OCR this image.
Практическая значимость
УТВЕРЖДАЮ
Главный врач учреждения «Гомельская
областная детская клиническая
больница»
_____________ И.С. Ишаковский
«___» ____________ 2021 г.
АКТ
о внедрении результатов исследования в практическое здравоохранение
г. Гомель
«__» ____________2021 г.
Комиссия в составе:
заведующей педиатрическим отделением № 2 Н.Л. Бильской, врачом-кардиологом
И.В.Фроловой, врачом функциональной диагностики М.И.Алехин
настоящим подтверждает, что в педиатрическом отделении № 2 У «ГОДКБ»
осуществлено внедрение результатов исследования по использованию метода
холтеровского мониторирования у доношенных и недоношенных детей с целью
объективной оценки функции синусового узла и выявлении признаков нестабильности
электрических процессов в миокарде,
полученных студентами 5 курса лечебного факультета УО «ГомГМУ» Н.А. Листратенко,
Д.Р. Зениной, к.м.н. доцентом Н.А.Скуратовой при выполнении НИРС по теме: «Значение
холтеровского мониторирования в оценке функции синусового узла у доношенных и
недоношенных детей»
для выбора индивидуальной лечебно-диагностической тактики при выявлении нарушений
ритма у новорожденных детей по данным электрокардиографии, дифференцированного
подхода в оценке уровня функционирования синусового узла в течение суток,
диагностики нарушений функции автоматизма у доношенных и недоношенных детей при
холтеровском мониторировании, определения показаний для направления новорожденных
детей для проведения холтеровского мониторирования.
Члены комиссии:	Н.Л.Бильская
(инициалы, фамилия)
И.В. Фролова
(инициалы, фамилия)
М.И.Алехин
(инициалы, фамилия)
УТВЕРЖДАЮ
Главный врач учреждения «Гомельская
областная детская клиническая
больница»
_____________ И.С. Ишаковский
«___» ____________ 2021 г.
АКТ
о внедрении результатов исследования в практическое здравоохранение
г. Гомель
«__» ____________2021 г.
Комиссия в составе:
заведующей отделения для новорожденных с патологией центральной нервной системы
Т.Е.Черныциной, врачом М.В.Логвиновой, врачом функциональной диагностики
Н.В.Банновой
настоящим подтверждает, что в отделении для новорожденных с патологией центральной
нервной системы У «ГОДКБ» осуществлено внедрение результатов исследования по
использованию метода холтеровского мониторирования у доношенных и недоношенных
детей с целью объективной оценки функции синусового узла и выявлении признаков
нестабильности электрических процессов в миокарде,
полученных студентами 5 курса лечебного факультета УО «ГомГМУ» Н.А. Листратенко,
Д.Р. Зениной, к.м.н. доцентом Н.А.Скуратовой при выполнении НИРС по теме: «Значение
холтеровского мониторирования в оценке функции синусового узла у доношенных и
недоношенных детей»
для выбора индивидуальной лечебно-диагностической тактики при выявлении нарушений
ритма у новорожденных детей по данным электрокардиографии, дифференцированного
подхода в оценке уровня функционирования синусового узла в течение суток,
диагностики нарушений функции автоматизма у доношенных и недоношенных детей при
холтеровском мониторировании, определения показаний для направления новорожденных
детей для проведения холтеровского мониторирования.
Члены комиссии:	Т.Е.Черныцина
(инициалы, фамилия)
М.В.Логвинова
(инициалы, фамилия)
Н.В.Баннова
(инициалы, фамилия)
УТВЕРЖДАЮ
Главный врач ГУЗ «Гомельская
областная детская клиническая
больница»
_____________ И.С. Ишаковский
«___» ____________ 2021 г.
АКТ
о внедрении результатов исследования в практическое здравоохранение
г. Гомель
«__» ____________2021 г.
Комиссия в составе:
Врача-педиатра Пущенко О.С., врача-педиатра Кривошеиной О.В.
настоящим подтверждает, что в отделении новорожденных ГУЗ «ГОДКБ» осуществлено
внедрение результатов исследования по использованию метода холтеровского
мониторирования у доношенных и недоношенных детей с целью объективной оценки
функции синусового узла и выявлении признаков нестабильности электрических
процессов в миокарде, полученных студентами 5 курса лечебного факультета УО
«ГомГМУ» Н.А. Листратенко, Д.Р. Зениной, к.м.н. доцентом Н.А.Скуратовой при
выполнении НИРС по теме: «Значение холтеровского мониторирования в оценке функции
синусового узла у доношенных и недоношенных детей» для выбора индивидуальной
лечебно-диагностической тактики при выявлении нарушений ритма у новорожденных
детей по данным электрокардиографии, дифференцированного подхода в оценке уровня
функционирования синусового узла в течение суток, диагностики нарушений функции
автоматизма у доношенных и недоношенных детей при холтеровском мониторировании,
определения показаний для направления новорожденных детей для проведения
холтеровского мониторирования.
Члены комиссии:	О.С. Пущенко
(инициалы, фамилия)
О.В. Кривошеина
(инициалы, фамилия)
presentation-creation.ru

•••••

Find the word "электрических" in the data and copy out each line where it turns up.

### TASK OUTPUT:
электрических процессов в миокарде,
нестабильности электрических процессов в миокарде,
функции синусового узла и выявлении признаков нестабильности электрических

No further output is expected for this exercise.